> **Complete the following**
1. Reproduce the passage of the Luis Suarez report between "Luis Suarez has been" and "government on Monday.", inclusive.
2. According to the Luis Suarez report, what nickname did Suarez earn after biting a PSV Eindhoven player in November 2010?
-- Begin Excerpt --
Luis Suarez has been fined by Liverpool but told he has a future at the club after biting Chelsea's Branislav Ivanovic in a Premier League game on Sunday.

LONDON -- Liverpool forward Luis Suarez accepted a violent conduct charge from the English Football Association after he bit an opponent.

The FA wants Suarez suspended for more than the standard three matches for sinking his teeth into an arm of Chelsea defender Bransilav Ivanovic during a Premier League match on Sunday.

Suarez's punishment will be decided Wednesday, the FA said.

He apologized to Ivanovic after the match, received a fine from Liverpool and was rebuked by the government on Monday.

It's not Suarez's first offense for biting an opponent. In November 2010, he was banned for seven matches for biting a PSV Eindhoven player in the Dutch league, earning the nickname "Cannibal of Ajax."

A statement from the FA read: "Luis Suarez has today accepted a charge of violent conduct, following an incident with Chelsea's Branislav Ivanovic in Sunday's fixture at Anfield.

"However, Suarez has denied the FA's claim that the standard punishment of three matches is clearly insufficient for this offence. The incident was not seen by the match officials and has therefore been retrospectively reviewed."

The 26-year-old was banned for seven matches in Holland in 2010 when he sank his teeth into Otman Bakkal, and although that incident will not form any part of the FA's case as it was in a different country, the commission will have the discretion to take his personal disciplinary history into consideration.

The same approach will also be used when the commission decide whether his eight-match ban for racially abusing Manchester United's Patrice Evra should have any impact on the sanction for this case. There is no standard minimum or maximum punishment for biting in football's disciplinary code, unlike rugby union which has a 12-week recommended suspension for first offences up to a four-year ban for the most serious biting offences.

Information from Press Association was used in this report.
-- End Excerpt --
-- Begin Material --
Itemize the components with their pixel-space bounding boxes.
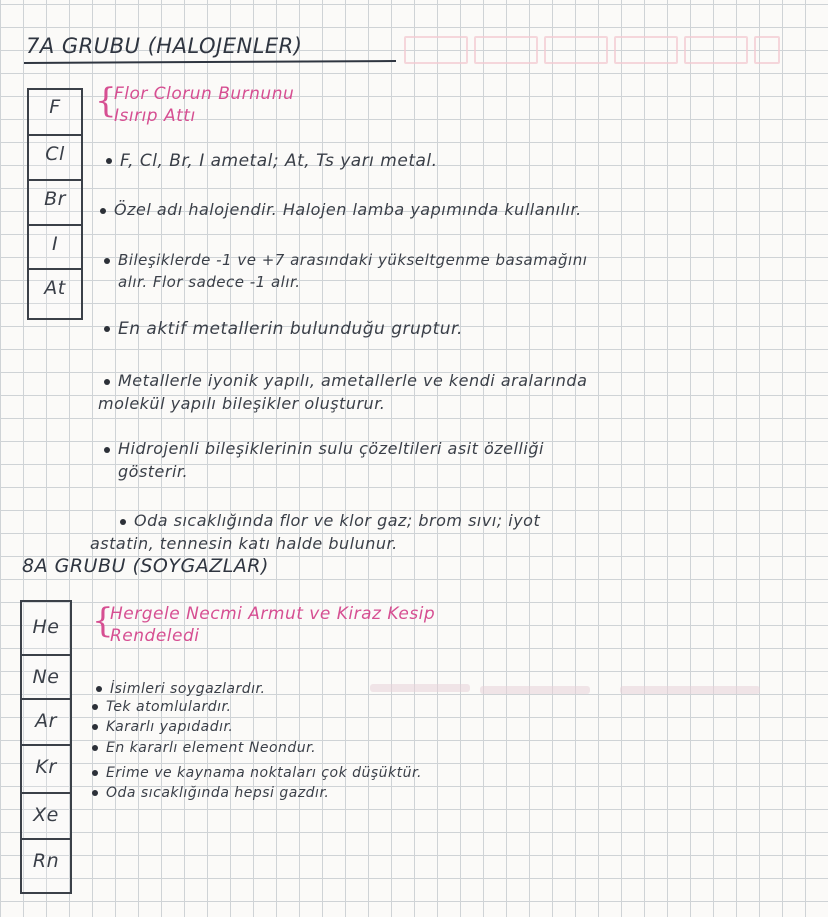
-- End Material --
> **Outputs in order**
1.
Luis Suarez has been fined by Liverpool but told he has a future at the club after biting Chelsea's Branislav Ivanovic in a Premier League game on Sunday.

LONDON -- Liverpool forward Luis Suarez accepted a violent conduct charge from the English Football Association after he bit an opponent.

The FA wants Suarez suspended for more than the standard three matches for sinking his teeth into an arm of Chelsea defender Bransilav Ivanovic during a Premier League match on Sunday.

Suarez's punishment will be decided Wednesday, the FA said.

He apologized to Ivanovic after the match, received a fine from Liverpool and was rebuked by the government on Monday.

2. "Cannibal of Ajax"